TEXT FOR ANALYSIS:

-- -- --

Proton-PM
- Native name: Протон-ПМ
- Romanized name: Proton-PM
- Formerly: I.V. Stalin Plant No. 19
- Company type: Open joint-stock company
- Industry: Liquid rocket engine manufacturing; Aircraft engine manufacturing; Turbopumps manufacturing; Gas turbine power station production; Metallurgical production;
- Founded: Perm, Russia (March 12, 1958)
- Headquarters: 93, avenue Komsomolsky, Perm, 614990, Perm, Russia
- Key people: Igor Arbuzov
- Products: RD-214; RD-253 RD-275 RD-276 RD-191;
- Parent: Roscosmos
- Website: Official Website

= Proton-PM =

Subsidiary of Roscosmos

OJSC Proton-PM (Russian: АО «Протон-ПМ») is a Russian engine and heavy machinery manufacturing plant. It is located in the city of Perm, in the Perm Krai, on the bank of the Kama River. It started in 1958 as the specialized branch of Plant No. 19 named after I. V. Stalin for the manufacturing of the RD-214 rocket engine. In 1964 it was given made a separate entity then known as Second Production. In the later years, it has branched intro producing gas turbine power plants.

==Products==

===Current engines===
Engines in current production at the plant:
- RD-276 the latest version of the RD-275.
- RD-191 a liquid rocket engine, burning kerosene and LOX that powers the Angara (rocket) family of launch vehicles.

===Former engines===
Engines that are no longer produced at the plant.

-- -- --

(Stored records)
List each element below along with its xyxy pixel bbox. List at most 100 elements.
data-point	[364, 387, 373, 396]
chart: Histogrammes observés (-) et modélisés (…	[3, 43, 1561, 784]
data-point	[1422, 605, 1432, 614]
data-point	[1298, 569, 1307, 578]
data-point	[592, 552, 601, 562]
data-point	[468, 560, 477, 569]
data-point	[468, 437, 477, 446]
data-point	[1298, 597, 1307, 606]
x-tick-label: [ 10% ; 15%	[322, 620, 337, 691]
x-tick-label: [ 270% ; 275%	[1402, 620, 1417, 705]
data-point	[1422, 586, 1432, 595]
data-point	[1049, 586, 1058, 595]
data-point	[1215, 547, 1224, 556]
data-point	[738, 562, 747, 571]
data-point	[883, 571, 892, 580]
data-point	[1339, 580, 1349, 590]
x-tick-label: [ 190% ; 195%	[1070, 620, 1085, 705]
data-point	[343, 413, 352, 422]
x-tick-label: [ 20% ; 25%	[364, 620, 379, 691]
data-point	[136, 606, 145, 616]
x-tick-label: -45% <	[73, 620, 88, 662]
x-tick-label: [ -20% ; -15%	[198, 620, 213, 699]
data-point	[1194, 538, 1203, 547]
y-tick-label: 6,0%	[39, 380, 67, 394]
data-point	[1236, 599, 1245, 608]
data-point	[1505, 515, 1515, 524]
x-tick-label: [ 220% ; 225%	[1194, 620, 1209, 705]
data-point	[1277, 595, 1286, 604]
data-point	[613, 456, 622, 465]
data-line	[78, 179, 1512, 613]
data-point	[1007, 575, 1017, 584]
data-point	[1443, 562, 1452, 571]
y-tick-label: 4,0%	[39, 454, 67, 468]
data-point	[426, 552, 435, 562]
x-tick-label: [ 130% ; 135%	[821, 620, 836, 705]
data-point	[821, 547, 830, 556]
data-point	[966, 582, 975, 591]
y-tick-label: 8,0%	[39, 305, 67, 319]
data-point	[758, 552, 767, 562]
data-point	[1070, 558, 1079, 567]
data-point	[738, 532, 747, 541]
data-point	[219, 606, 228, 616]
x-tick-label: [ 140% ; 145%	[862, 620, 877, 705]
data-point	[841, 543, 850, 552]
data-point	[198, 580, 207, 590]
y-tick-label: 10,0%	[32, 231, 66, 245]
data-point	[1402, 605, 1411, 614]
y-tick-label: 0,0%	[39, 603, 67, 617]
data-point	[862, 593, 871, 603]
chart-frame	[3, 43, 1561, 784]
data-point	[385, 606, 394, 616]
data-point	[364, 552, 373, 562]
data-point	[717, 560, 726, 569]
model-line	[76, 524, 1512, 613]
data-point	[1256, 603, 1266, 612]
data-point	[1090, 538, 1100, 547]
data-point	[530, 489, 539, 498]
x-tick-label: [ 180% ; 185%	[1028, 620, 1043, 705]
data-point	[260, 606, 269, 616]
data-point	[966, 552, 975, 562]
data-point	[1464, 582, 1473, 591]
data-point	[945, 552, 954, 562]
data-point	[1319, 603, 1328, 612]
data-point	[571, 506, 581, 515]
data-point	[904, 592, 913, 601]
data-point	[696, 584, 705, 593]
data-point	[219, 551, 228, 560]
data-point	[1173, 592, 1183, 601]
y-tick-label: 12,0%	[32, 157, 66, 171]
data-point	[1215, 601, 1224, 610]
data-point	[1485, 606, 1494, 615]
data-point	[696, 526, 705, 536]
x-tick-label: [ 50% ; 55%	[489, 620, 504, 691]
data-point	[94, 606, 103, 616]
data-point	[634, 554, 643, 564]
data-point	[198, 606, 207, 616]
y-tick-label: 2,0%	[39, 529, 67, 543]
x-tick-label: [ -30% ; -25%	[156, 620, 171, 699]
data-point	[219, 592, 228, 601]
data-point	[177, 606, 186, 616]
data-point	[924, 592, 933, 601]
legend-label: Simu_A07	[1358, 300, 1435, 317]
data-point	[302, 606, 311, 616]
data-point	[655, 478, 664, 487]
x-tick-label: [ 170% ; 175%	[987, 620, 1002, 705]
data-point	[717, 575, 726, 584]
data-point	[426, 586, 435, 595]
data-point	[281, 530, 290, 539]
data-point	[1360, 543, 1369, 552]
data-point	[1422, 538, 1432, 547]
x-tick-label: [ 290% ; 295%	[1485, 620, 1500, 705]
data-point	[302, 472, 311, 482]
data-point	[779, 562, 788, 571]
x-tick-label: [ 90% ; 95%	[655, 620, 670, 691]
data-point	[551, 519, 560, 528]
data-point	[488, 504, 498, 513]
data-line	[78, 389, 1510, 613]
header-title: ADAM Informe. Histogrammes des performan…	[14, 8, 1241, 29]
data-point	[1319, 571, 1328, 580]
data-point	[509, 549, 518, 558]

-- -- --

ASSIGNED TASK A:
According to the text on Proton-PM, in what year did the plant become a separate entity?
ASSIGNED TASK B:
Continue the Proton-PM text from the point where it stops.

EXERCISE RESULT A:
1964

EXERCISE RESULT B:
- RD-214 a liquid rocket engine, burning AK-27I (a mixture of 73% Nitric acid + 27% N_{2}O_{4} + iodine passivant and TM-185 (a kerosene and gasoline mix), that powered the R-12 and Kosmos-2.
- RD-253 a liquid rocket engine, burning UDMH/N_{2}O_{4} that powers the Proton first stage.
- RD-275 an improved RD-253.

===Gas Turbines===

- Ural-2500 gas-turbine power station (2.55 MW/ 5.82 Gcal per hour),
- Ural-4000 gas-turbine power station (4.13 MW/ 8.3 Gcal per hour),
- Ural-6000 gas-turbine power station (6.14 MW/ 11.44 Gcal per hour),
- GTES-16PA gas-turbine power station (16.3 MW/ 19.48 Gcal per hour),
- GTES-25P gas-turbine power station (23.0 MW/ 26.1 Gcal per hour).
- GTU-32P (up to 34 40 MW)

==See also==

- NPO Energomash — The rocket engine designer that delegates some serial production to this plant.
- Khrunichev State Research and Production Space Center — The Proton-M and Angara (rocket) manufacturer that delegate engine production to this plant.
- Aviadvigatel — The corporate parent.